(Collected data entries)
--- start ---
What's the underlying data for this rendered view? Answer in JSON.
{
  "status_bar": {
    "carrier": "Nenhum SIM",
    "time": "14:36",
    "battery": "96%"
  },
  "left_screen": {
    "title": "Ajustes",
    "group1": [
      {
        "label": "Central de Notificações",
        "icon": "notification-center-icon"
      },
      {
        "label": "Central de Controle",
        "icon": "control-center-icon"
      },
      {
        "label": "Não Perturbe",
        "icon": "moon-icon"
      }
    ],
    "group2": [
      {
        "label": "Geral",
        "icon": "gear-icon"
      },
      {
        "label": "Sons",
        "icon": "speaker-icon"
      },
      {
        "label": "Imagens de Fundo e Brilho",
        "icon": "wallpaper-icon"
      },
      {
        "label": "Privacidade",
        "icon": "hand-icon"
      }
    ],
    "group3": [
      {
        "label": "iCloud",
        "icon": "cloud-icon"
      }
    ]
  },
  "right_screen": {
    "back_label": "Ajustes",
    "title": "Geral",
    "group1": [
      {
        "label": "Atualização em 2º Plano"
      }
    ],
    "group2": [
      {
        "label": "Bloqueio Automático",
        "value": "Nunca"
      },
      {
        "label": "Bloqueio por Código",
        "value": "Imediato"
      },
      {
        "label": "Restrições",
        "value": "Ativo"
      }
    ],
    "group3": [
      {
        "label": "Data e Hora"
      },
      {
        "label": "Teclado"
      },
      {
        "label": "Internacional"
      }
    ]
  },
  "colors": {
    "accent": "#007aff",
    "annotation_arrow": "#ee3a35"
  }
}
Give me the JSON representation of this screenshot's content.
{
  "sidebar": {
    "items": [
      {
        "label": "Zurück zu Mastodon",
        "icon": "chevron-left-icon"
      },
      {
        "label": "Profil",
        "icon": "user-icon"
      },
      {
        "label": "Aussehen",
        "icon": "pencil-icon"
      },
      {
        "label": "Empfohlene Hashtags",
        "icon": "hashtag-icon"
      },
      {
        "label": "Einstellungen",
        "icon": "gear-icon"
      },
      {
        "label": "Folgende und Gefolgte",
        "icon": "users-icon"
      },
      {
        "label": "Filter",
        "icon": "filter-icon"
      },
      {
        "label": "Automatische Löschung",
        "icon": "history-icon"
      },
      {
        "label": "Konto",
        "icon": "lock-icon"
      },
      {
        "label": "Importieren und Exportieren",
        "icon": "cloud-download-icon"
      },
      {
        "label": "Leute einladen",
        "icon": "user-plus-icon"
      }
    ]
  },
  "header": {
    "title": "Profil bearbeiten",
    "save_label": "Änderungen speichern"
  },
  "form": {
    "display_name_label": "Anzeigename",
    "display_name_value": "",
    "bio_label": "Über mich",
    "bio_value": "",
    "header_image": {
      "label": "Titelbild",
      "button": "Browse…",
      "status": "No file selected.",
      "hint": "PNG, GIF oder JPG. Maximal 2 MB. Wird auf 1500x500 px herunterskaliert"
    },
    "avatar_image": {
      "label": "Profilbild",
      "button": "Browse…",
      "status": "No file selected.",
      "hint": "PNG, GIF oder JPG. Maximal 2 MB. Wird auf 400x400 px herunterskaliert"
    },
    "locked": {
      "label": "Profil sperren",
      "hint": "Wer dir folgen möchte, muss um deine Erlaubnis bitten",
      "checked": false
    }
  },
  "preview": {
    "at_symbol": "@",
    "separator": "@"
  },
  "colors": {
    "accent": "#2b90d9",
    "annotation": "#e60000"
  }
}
--- end ---
#### [Task brief]
Repeat all entries. Match them exactly.

#### [Answer in full]
What's the underlying data for this rendered view? Answer in JSON.
{
  "status_bar": {
    "carrier": "Nenhum SIM",
    "time": "14:36",
    "battery": "96%"
  },
  "left_screen": {
    "title": "Ajustes",
    "group1": [
      {
        "label": "Central de Notificações",
        "icon": "notification-center-icon"
      },
      {
        "label": "Central de Controle",
        "icon": "control-center-icon"
      },
      {
        "label": "Não Perturbe",
        "icon": "moon-icon"
      }
    ],
    "group2": [
      {
        "label": "Geral",
        "icon": "gear-icon"
      },
      {
        "label": "Sons",
        "icon": "speaker-icon"
      },
      {
        "label": "Imagens de Fundo e Brilho",
        "icon": "wallpaper-icon"
      },
      {
        "label": "Privacidade",
        "icon": "hand-icon"
      }
    ],
    "group3": [
      {
        "label": "iCloud",
        "icon": "cloud-icon"
      }
    ]
  },
  "right_screen": {
    "back_label": "Ajustes",
    "title": "Geral",
    "group1": [
      {
        "label": "Atualização em 2º Plano"
      }
    ],
    "group2": [
      {
        "label": "Bloqueio Automático",
        "value": "Nunca"
      },
      {
        "label": "Bloqueio por Código",
        "value": "Imediato"
      },
      {
        "label": "Restrições",
        "value": "Ativo"
      }
    ],
    "group3": [
      {
        "label": "Data e Hora"
      },
      {
        "label": "Teclado"
      },
      {
        "label": "Internacional"
      }
    ]
  },
  "colors": {
    "accent": "#007aff",
    "annotation_arrow": "#ee3a35"
  }
}
Give me the JSON representation of this screenshot's content.
{
  "sidebar": {
    "items": [
      {
        "label": "Zurück zu Mastodon",
        "icon": "chevron-left-icon"
      },
      {
        "label": "Profil",
        "icon": "user-icon"
      },
      {
        "label": "Aussehen",
        "icon": "pencil-icon"
      },
      {
        "label": "Empfohlene Hashtags",
        "icon": "hashtag-icon"
      },
      {
        "label": "Einstellungen",
        "icon": "gear-icon"
      },
      {
        "label": "Folgende und Gefolgte",
        "icon": "users-icon"
      },
      {
        "label": "Filter",
        "icon": "filter-icon"
      },
      {
        "label": "Automatische Löschung",
        "icon": "history-icon"
      },
      {
        "label": "Konto",
        "icon": "lock-icon"
      },
      {
        "label": "Importieren und Exportieren",
        "icon": "cloud-download-icon"
      },
      {
        "label": "Leute einladen",
        "icon": "user-plus-icon"
      }
    ]
  },
  "header": {
    "title": "Profil bearbeiten",
    "save_label": "Änderungen speichern"
  },
  "form": {
    "display_name_label": "Anzeigename",
    "display_name_value": "",
    "bio_label": "Über mich",
    "bio_value": "",
    "header_image": {
      "label": "Titelbild",
      "button": "Browse…",
      "status": "No file selected.",
      "hint": "PNG, GIF oder JPG. Maximal 2 MB. Wird auf 1500x500 px herunterskaliert"
    },
    "avatar_image": {
      "label": "Profilbild",
      "button": "Browse…",
      "status": "No file selected.",
      "hint": "PNG, GIF oder JPG. Maximal 2 MB. Wird auf 400x400 px herunterskaliert"
    },
    "locked": {
      "label": "Profil sperren",
      "hint": "Wer dir folgen möchte, muss um deine Erlaubnis bitten",
      "checked": false
    }
  },
  "preview": {
    "at_symbol": "@",
    "separator": "@"
  },
  "colors": {
    "accent": "#2b90d9",
    "annotation": "#e60000"
  }
}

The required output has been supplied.